● The input
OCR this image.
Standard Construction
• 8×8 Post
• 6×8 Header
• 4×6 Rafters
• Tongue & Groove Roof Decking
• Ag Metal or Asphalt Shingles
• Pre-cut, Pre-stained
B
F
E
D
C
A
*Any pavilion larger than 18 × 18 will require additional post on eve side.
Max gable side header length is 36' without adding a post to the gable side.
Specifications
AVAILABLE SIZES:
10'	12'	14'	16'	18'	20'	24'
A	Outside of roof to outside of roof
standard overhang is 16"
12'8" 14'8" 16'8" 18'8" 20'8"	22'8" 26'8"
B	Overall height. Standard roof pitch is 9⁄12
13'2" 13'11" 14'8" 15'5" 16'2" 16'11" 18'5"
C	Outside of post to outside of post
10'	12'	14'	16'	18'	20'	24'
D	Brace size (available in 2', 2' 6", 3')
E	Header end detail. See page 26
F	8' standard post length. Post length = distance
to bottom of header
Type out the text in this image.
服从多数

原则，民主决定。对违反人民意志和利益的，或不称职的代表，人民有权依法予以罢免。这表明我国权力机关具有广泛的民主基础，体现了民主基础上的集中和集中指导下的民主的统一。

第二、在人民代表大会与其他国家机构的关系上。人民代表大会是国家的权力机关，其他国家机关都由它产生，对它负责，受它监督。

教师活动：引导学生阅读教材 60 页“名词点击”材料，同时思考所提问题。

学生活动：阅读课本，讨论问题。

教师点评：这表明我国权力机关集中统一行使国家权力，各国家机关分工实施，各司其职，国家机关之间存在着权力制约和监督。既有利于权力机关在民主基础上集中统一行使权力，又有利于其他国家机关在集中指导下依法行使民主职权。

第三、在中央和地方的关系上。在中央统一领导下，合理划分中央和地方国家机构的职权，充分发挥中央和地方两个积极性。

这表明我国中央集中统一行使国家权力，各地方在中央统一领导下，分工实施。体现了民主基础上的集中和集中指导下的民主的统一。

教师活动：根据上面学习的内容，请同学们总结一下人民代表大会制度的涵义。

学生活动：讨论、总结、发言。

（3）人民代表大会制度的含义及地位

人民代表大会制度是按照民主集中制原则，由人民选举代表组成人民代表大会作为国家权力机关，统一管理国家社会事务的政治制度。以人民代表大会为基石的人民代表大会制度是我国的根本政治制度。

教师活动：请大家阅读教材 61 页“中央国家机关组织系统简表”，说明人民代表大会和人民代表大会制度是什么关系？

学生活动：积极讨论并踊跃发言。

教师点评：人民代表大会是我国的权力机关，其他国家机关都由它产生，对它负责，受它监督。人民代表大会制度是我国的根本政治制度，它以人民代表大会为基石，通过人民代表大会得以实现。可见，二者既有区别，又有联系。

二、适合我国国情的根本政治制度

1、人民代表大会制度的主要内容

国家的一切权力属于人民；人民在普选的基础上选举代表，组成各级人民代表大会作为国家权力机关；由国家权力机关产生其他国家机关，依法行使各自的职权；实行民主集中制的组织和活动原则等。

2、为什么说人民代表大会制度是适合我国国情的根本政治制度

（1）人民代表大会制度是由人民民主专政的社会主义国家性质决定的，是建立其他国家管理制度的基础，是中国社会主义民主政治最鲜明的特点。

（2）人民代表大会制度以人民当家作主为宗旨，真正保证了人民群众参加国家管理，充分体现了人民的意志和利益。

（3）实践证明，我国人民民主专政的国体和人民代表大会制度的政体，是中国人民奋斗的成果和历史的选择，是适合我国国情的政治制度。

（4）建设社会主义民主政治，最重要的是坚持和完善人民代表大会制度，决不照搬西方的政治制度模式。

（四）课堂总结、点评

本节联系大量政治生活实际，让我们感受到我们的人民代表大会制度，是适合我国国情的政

● Written request
Make a verbatim copy of every entry shown above.

● Written response
OCR this image.
Standard Construction
• 8×8 Post
• 6×8 Header
• 4×6 Rafters
• Tongue & Groove Roof Decking
• Ag Metal or Asphalt Shingles
• Pre-cut, Pre-stained
B
F
E
D
C
A
*Any pavilion larger than 18 × 18 will require additional post on eve side.
Max gable side header length is 36' without adding a post to the gable side.
Specifications
AVAILABLE SIZES:
10'	12'	14'	16'	18'	20'	24'
A	Outside of roof to outside of roof
standard overhang is 16"
12'8" 14'8" 16'8" 18'8" 20'8"	22'8" 26'8"
B	Overall height. Standard roof pitch is 9⁄12
13'2" 13'11" 14'8" 15'5" 16'2" 16'11" 18'5"
C	Outside of post to outside of post
10'	12'	14'	16'	18'	20'	24'
D	Brace size (available in 2', 2' 6", 3')
E	Header end detail. See page 26
F	8' standard post length. Post length = distance
to bottom of header
Type out the text in this image.
服从多数

原则，民主决定。对违反人民意志和利益的，或不称职的代表，人民有权依法予以罢免。这表明我国权力机关具有广泛的民主基础，体现了民主基础上的集中和集中指导下的民主的统一。

第二、在人民代表大会与其他国家机构的关系上。人民代表大会是国家的权力机关，其他国家机关都由它产生，对它负责，受它监督。

教师活动：引导学生阅读教材 60 页“名词点击”材料，同时思考所提问题。

学生活动：阅读课本，讨论问题。

教师点评：这表明我国权力机关集中统一行使国家权力，各国家机关分工实施，各司其职，国家机关之间存在着权力制约和监督。既有利于权力机关在民主基础上集中统一行使权力，又有利于其他国家机关在集中指导下依法行使民主职权。

第三、在中央和地方的关系上。在中央统一领导下，合理划分中央和地方国家机构的职权，充分发挥中央和地方两个积极性。

这表明我国中央集中统一行使国家权力，各地方在中央统一领导下，分工实施。体现了民主基础上的集中和集中指导下的民主的统一。

教师活动：根据上面学习的内容，请同学们总结一下人民代表大会制度的涵义。

学生活动：讨论、总结、发言。

（3）人民代表大会制度的含义及地位

人民代表大会制度是按照民主集中制原则，由人民选举代表组成人民代表大会作为国家权力机关，统一管理国家社会事务的政治制度。以人民代表大会为基石的人民代表大会制度是我国的根本政治制度。

教师活动：请大家阅读教材 61 页“中央国家机关组织系统简表”，说明人民代表大会和人民代表大会制度是什么关系？

学生活动：积极讨论并踊跃发言。

教师点评：人民代表大会是我国的权力机关，其他国家机关都由它产生，对它负责，受它监督。人民代表大会制度是我国的根本政治制度，它以人民代表大会为基石，通过人民代表大会得以实现。可见，二者既有区别，又有联系。

二、适合我国国情的根本政治制度

1、人民代表大会制度的主要内容

国家的一切权力属于人民；人民在普选的基础上选举代表，组成各级人民代表大会作为国家权力机关；由国家权力机关产生其他国家机关，依法行使各自的职权；实行民主集中制的组织和活动原则等。

2、为什么说人民代表大会制度是适合我国国情的根本政治制度

（1）人民代表大会制度是由人民民主专政的社会主义国家性质决定的，是建立其他国家管理制度的基础，是中国社会主义民主政治最鲜明的特点。

（2）人民代表大会制度以人民当家作主为宗旨，真正保证了人民群众参加国家管理，充分体现了人民的意志和利益。

（3）实践证明，我国人民民主专政的国体和人民代表大会制度的政体，是中国人民奋斗的成果和历史的选择，是适合我国国情的政治制度。

（4）建设社会主义民主政治，最重要的是坚持和完善人民代表大会制度，决不照搬西方的政治制度模式。

（四）课堂总结、点评

本节联系大量政治生活实际，让我们感受到我们的人民代表大会制度，是适合我国国情的政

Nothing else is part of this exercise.